-- Begin Working data --
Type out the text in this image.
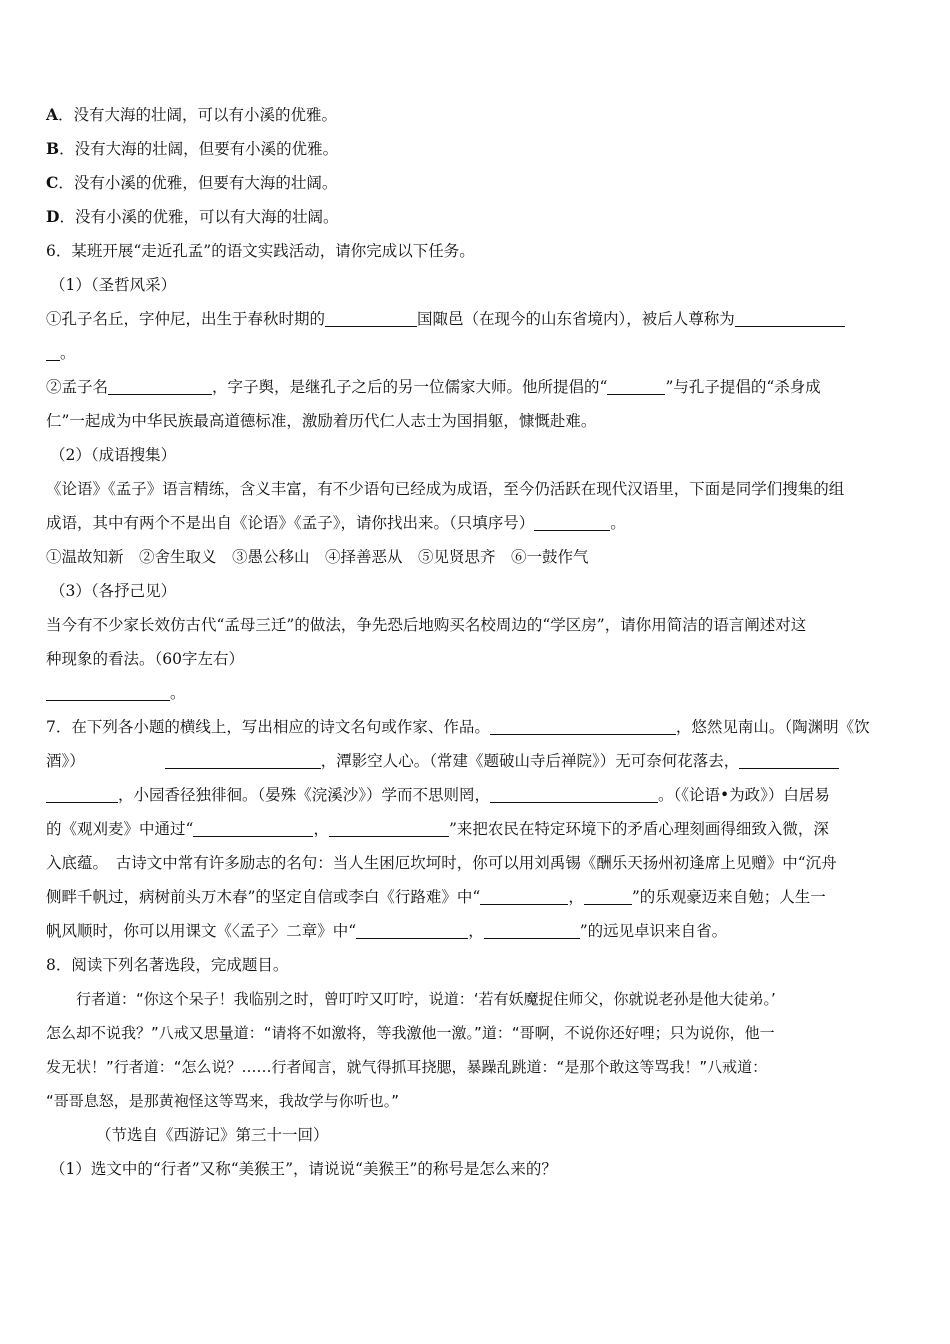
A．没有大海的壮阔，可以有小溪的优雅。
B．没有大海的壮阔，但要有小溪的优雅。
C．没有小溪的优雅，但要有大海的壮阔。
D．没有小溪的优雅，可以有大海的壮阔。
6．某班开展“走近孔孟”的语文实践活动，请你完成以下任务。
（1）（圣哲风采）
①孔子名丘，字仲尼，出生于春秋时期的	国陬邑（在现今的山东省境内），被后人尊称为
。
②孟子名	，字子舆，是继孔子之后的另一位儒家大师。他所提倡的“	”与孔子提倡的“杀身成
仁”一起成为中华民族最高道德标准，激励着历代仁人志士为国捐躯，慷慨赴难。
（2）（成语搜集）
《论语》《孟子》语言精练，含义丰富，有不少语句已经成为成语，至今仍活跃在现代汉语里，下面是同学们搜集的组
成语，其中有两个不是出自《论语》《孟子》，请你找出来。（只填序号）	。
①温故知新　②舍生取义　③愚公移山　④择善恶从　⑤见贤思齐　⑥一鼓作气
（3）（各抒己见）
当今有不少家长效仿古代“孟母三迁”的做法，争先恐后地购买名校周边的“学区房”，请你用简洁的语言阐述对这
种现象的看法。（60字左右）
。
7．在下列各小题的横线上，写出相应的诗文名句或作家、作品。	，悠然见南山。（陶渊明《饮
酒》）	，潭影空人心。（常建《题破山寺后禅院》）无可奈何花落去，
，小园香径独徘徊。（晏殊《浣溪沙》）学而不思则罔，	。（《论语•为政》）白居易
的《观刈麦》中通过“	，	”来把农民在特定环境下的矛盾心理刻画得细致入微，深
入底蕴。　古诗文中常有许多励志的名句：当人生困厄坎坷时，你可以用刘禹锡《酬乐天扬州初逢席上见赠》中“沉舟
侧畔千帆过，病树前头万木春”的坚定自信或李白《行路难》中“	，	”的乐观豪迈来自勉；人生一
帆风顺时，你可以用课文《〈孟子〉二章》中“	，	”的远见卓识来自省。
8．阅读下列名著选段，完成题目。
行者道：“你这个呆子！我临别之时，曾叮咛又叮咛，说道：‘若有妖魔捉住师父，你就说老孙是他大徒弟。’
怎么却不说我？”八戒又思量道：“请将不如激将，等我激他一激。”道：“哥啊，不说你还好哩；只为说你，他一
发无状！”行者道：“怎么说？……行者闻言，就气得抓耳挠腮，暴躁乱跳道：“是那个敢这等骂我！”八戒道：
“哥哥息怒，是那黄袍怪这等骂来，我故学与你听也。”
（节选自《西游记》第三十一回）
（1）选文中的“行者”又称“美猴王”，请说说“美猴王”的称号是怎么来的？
-- End Working data --
- _Aim of the task_: Copy out each line of the records where the string "没有大海的壮阔" appears.

- _The solution_:
A．没有大海的壮阔，可以有小溪的优雅。
B．没有大海的壮阔，但要有小溪的优雅。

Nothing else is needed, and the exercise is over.